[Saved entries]

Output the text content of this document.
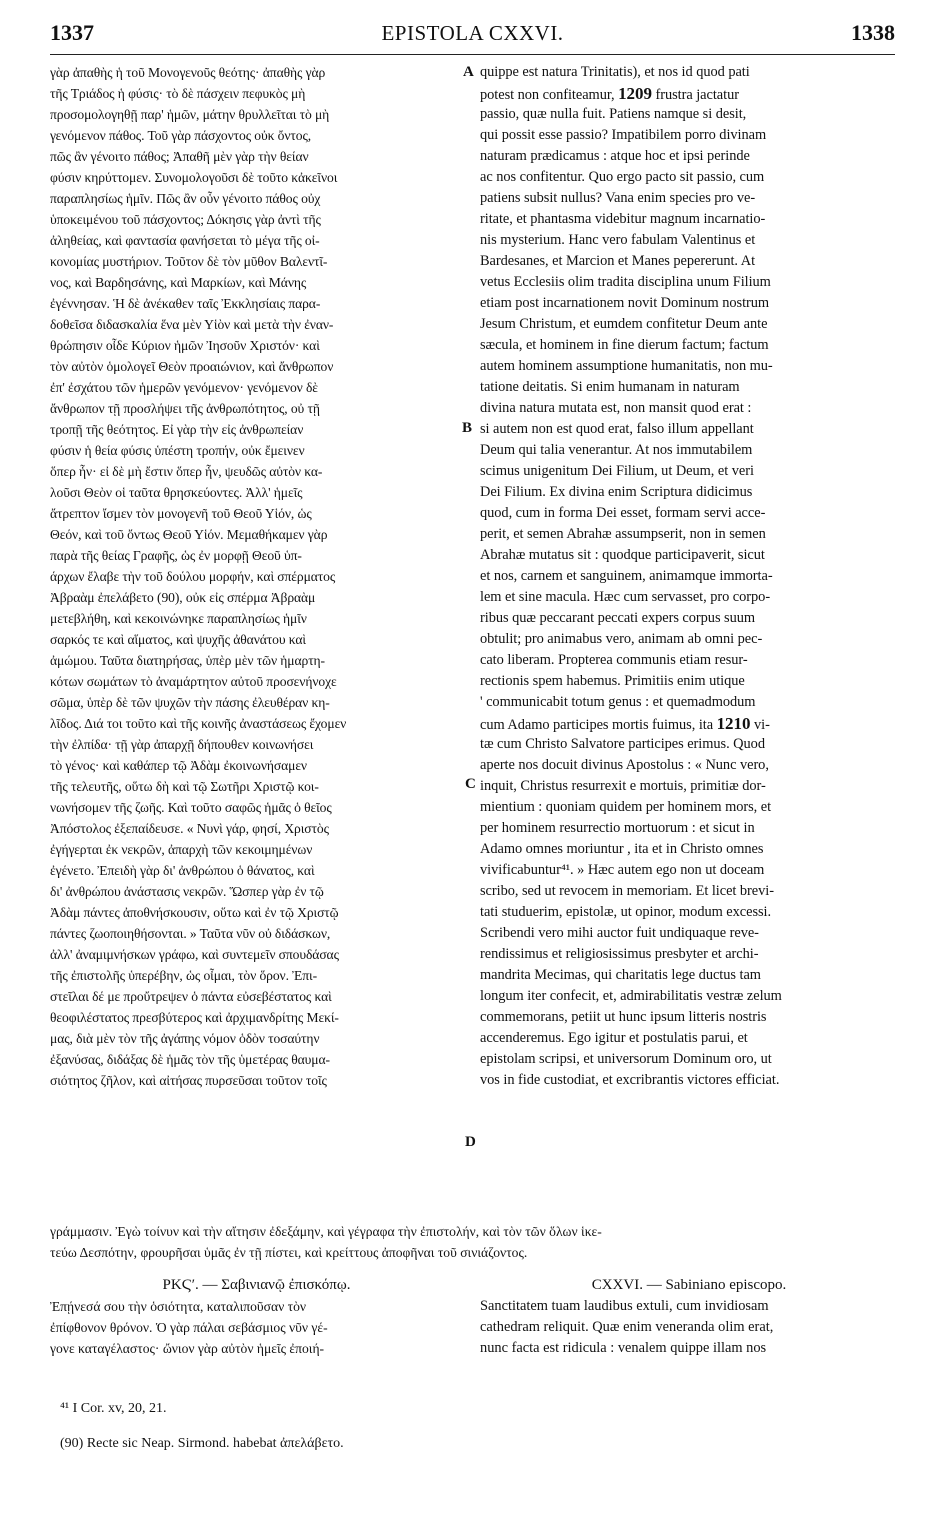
1337	EPISTOLA CXXVI.	1338

γὰρ ἀπαθὴς ἡ τοῦ Μονογενοῦς θεότης· ἀπαθὴς γὰρ

τῆς Τριάδος ἡ φύσις· τὸ δὲ πάσχειν πεφυκὸς μὴ

προσομολογηθῇ παρ' ἡμῶν, μάτην θρυλλεῖται τὸ μὴ

γενόμενον πάθος. Τοῦ γὰρ πάσχοντος οὐκ ὄντος,

πῶς ἂν γένοιτο πάθος; Ἀπαθῆ μὲν γὰρ τὴν θείαν

φύσιν κηρύττομεν. Συνομολογοῦσι δὲ τοῦτο κἀκεῖνοι

παραπλησίως ἡμῖν. Πῶς ἂν οὖν γένοιτο πάθος οὐχ

ὑποκειμένου τοῦ πάσχοντος; Δόκησις γὰρ ἀντὶ τῆς

ἀληθείας, καὶ φαντασία φανήσεται τὸ μέγα τῆς οἰ-

κονομίας μυστήριον. Τοῦτον δὲ τὸν μῦθον Βαλεντῖ-

νος, καὶ Βαρδησάνης, καὶ Μαρκίων, καὶ Μάνης

ἐγέννησαν. Ἡ δὲ ἀνέκαθεν ταῖς Ἐκκλησίαις παρα-

δοθεῖσα διδασκαλία ἕνα μὲν Υἱὸν καὶ μετὰ τὴν ἐναν-

θρώπησιν οἶδε Κύριον ἡμῶν Ἰησοῦν Χριστόν· καὶ

τὸν αὐτὸν ὁμολογεῖ Θεὸν προαιώνιον, καὶ ἄνθρωπον

ἐπ' ἐσχάτου τῶν ἡμερῶν γενόμενον· γενόμενον δὲ

ἄνθρωπον τῇ προσλήψει τῆς ἀνθρωπότητος, οὐ τῇ

τροπῇ τῆς θεότητος. Εἰ γὰρ τὴν εἰς ἀνθρωπείαν

φύσιν ἡ θεία φύσις ὑπέστη τροπήν, οὐκ ἔμεινεν

ὅπερ ἦν· εἰ δὲ μὴ ἔστιν ὅπερ ἦν, ψευδῶς αὐτὸν κα-

λοῦσι Θεὸν οἱ ταῦτα θρησκεύοντες. Ἀλλ' ἡμεῖς

ἄτρεπτον ἴσμεν τὸν μονογενῆ τοῦ Θεοῦ Υἱόν, ὡς

Θεόν, καὶ τοῦ ὄντως Θεοῦ Υἱόν. Μεμαθήκαμεν γὰρ

παρὰ τῆς θείας Γραφῆς, ὡς ἐν μορφῇ Θεοῦ ὑπ-

άρχων ἔλαβε τὴν τοῦ δούλου μορφήν, καὶ σπέρματος

Ἀβραὰμ ἐπελάβετο (90), οὐκ εἰς σπέρμα Ἀβραὰμ

μετεβλήθη, καὶ κεκοινώνηκε παραπλησίως ἡμῖν

σαρκός τε καὶ αἵματος, καὶ ψυχῆς ἀθανάτου καὶ

ἀμώμου. Ταῦτα διατηρήσας, ὑπὲρ μὲν τῶν ἡμαρτη-

κότων σωμάτων τὸ ἀναμάρτητον αὐτοῦ προσενήνοχε

σῶμα, ὑπὲρ δὲ τῶν ψυχῶν τὴν πάσης ἐλευθέραν κη-

λῖδος. Διά τοι τοῦτο καὶ τῆς κοινῆς ἀναστάσεως ἔχομεν

τὴν ἐλπίδα· τῇ γὰρ ἀπαρχῇ δήπουθεν κοινωνήσει

τὸ γένος· καὶ καθάπερ τῷ Ἀδὰμ ἐκοινωνήσαμεν

τῆς τελευτῆς, οὕτω δὴ καὶ τῷ Σωτῆρι Χριστῷ κοι-

νωνήσομεν τῆς ζωῆς. Καὶ τοῦτο σαφῶς ἡμᾶς ὁ θεῖος

Ἀπόστολος ἐξεπαίδευσε. « Νυνὶ γάρ, φησί, Χριστὸς

ἐγήγερται ἐκ νεκρῶν, ἀπαρχὴ τῶν κεκοιμημένων

ἐγένετο. Ἐπειδὴ γὰρ δι' ἀνθρώπου ὁ θάνατος, καὶ

δι' ἀνθρώπου ἀνάστασις νεκρῶν. Ὥσπερ γὰρ ἐν τῷ

Ἀδὰμ πάντες ἀποθνήσκουσιν, οὕτω καὶ ἐν τῷ Χριστῷ

πάντες ζωοποιηθήσονται. » Ταῦτα νῦν οὐ διδάσκων,

ἀλλ' ἀναμιμνήσκων γράφω, καὶ συντεμεῖν σπουδάσας

τῆς ἐπιστολῆς ὑπερέβην, ὡς οἶμαι, τὸν ὅρον. Ἐπι-

στεῖλαι δέ με προὔτρεψεν ὁ πάντα εὐσεβέστατος καὶ

θεοφιλέστατος πρεσβύτερος καὶ ἀρχιμανδρίτης Μεκί-

μας, διὰ μὲν τὸν τῆς ἀγάπης νόμον ὁδὸν τοσαύτην

ἐξανύσας, διδάξας δὲ ἡμᾶς τὸν τῆς ὑμετέρας θαυμα-

σιότητος ζῆλον, καὶ αἰτήσας πυρσεῦσαι τοῦτον τοῖς

quippe est natura Trinitatis), et nos id quod pati

potest non confiteamur, 1209 frustra jactatur

passio, quæ nulla fuit. Patiens namque si desit,

qui possit esse passio? Impatibilem porro divinam

naturam prædicamus : atque hoc et ipsi perinde

ac nos confitentur. Quo ergo pacto sit passio, cum

patiens subsit nullus? Vana enim species pro ve-

ritate, et phantasma videbitur magnum incarnatio-

nis mysterium. Hanc vero fabulam Valentinus et

Bardesanes, et Marcion et Manes pepererunt. At

vetus Ecclesiis olim tradita disciplina unum Filium

etiam post incarnationem novit Dominum nostrum

Jesum Christum, et eumdem confitetur Deum ante

sæcula, et hominem in fine dierum factum; factum

autem hominem assumptione humanitatis, non mu-

tatione deitatis. Si enim humanam in naturam

divina natura mutata est, non mansit quod erat :

si autem non est quod erat, falso illum appellant

Deum qui talia venerantur. At nos immutabilem

scimus unigenitum Dei Filium, ut Deum, et veri

Dei Filium. Ex divina enim Scriptura didicimus

quod, cum in forma Dei esset, formam servi acce-

perit, et semen Abrahæ assumpserit, non in semen

Abrahæ mutatus sit : quodque participaverit, sicut

et nos, carnem et sanguinem, animamque immorta-

lem et sine macula. Hæc cum servasset, pro corpo-

ribus quæ peccarant peccati expers corpus suum

obtulit; pro animabus vero, animam ab omni pec-

cato liberam. Propterea communis etiam resur-

rectionis spem habemus. Primitiis enim utique

' communicabit totum genus : et quemadmodum

cum Adamo participes mortis fuimus, ita 1210 vi-

tæ cum Christo Salvatore participes erimus. Quod

aperte nos docuit divinus Apostolus : « Nunc vero,

inquit, Christus resurrexit e mortuis, primitiæ dor-

mientium : quoniam quidem per hominem mors, et

per hominem resurrectio mortuorum : et sicut in

Adamo omnes moriuntur , ita et in Christo omnes

vivificabuntur⁴¹. » Hæc autem ego non ut doceam

scribo, sed ut revocem in memoriam. Et licet brevi-

tati studuerim, epistolæ, ut opinor, modum excessi.

Scribendi vero mihi auctor fuit undiquaque reve-

rendissimus et religiosissimus presbyter et archi-

mandrita Mecimas, qui charitatis lege ductus tam

longum iter confecit, et, admirabilitatis vestræ zelum

commemorans, petiit ut hunc ipsum litteris nostris

accenderemus. Ego igitur et postulatis parui, et

epistolam scripsi, et universorum Dominum oro, ut

vos in fide custodiat, et excribrantis victores efficiat.

A
B
C
D

γράμμασιν. Ἐγὼ τοίνυν καὶ τὴν αἴτησιν ἐδεξάμην, καὶ γέγραφα τὴν ἐπιστολήν, καὶ τὸν τῶν ὅλων ἱκε-

τεύω Δεσπότην, φρουρῆσαι ὑμᾶς ἐν τῇ πίστει, καὶ κρείττους ἀποφῆναι τοῦ σινιάζοντος.

ΡΚϚʹ. — Σαβινιανῷ ἐπισκόπῳ.

Ἐπῄνεσά σου τὴν ὁσιότητα, καταλιποῦσαν τὸν

ἐπίφθονον θρόνον. Ὁ γὰρ πάλαι σεβάσμιος νῦν γέ-

γονε καταγέλαστος· ὤνιον γὰρ αὐτὸν ἡμεῖς ἐποιή-

CXXVI. — Sabiniano episcopo.

Sanctitatem tuam laudibus extuli, cum invidiosam

cathedram reliquit. Quæ enim veneranda olim erat,

nunc facta est ridicula : venalem quippe illam nos

⁴¹ I Cor. xv, 20, 21.
(90) Recte sic Neap. Sirmond. habebat ἀπελάβετο.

> [EXERCISE] Copy out each line of the entries that holds "sicut".

> [EXERCISE RESPONSE]
Abrahæ mutatus sit : quodque participaverit, sicut
per hominem resurrectio mortuorum : et sicut in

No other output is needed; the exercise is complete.